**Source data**
------------

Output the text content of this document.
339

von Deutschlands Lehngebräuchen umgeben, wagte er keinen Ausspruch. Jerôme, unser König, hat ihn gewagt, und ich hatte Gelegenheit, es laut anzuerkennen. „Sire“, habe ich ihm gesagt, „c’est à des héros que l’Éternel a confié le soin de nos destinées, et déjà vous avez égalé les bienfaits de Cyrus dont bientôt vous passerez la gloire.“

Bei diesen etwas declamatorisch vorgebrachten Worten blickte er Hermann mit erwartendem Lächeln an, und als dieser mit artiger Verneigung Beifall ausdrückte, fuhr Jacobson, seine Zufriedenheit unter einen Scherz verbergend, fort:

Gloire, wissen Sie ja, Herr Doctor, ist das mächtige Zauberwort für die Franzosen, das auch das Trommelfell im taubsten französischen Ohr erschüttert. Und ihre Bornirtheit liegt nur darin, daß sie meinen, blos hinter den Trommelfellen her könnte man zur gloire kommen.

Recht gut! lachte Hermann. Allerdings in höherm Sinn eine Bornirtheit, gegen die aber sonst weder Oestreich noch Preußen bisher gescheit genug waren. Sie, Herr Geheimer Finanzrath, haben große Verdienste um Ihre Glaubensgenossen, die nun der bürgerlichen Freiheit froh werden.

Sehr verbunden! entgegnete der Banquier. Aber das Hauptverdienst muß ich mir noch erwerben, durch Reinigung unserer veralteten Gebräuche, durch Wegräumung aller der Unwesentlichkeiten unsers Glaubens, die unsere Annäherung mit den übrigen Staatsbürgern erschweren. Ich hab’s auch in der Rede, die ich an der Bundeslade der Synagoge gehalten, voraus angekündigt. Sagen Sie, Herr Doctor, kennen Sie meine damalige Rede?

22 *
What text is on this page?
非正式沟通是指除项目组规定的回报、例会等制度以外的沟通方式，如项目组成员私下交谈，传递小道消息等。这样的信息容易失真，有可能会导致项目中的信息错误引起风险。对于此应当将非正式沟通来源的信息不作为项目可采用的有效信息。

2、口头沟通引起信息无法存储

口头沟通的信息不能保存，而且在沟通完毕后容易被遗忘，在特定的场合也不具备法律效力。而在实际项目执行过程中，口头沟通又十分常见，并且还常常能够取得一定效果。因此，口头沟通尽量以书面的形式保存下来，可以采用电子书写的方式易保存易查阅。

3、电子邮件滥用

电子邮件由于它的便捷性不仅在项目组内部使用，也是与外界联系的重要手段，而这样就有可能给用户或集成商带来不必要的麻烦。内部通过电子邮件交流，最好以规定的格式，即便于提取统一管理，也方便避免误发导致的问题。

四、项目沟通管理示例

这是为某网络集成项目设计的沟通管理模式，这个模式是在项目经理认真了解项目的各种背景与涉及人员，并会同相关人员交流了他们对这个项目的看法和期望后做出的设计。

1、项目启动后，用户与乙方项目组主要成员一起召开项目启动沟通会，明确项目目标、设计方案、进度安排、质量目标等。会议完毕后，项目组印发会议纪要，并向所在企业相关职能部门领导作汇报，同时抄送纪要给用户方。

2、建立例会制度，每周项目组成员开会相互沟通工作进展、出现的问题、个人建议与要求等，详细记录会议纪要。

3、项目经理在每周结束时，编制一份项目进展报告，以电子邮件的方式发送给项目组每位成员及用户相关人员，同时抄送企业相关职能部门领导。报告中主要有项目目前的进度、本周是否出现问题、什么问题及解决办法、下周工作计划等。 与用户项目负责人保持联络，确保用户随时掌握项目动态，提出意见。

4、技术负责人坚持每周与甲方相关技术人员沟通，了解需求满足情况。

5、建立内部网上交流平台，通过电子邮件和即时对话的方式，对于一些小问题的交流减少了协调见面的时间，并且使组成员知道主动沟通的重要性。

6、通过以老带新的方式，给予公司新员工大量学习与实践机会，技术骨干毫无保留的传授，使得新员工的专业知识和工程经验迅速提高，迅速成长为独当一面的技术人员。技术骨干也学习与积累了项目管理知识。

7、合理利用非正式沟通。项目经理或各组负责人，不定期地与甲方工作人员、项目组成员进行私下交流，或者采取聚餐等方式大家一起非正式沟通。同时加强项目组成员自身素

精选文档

------------

Using the material above, report each line where "Doctor" occurs.

**Output below**
Gloire, wissen Sie ja, Herr Doctor, ist das mächtige Zauberwort für die Franzosen, das auch das Trommelfell im taubsten französischen Ohr erschüttert. Und ihre Bornirtheit liegt nur darin, daß sie meinen, blos hinter den Trommelfellen her könnte man zur gloire kommen.
Sehr verbunden! entgegnete der Banquier. Aber das Hauptverdienst muß ich mir noch erwerben, durch Reinigung unserer veralteten Gebräuche, durch Wegräumung aller der Unwesentlichkeiten unsers Glaubens, die unsere Annäherung mit den übrigen Staatsbürgern erschweren. Ich hab’s auch in der Rede, die ich an der Bundeslade der Synagoge gehalten, voraus angekündigt. Sagen Sie, Herr Doctor, kennen Sie meine damalige Rede?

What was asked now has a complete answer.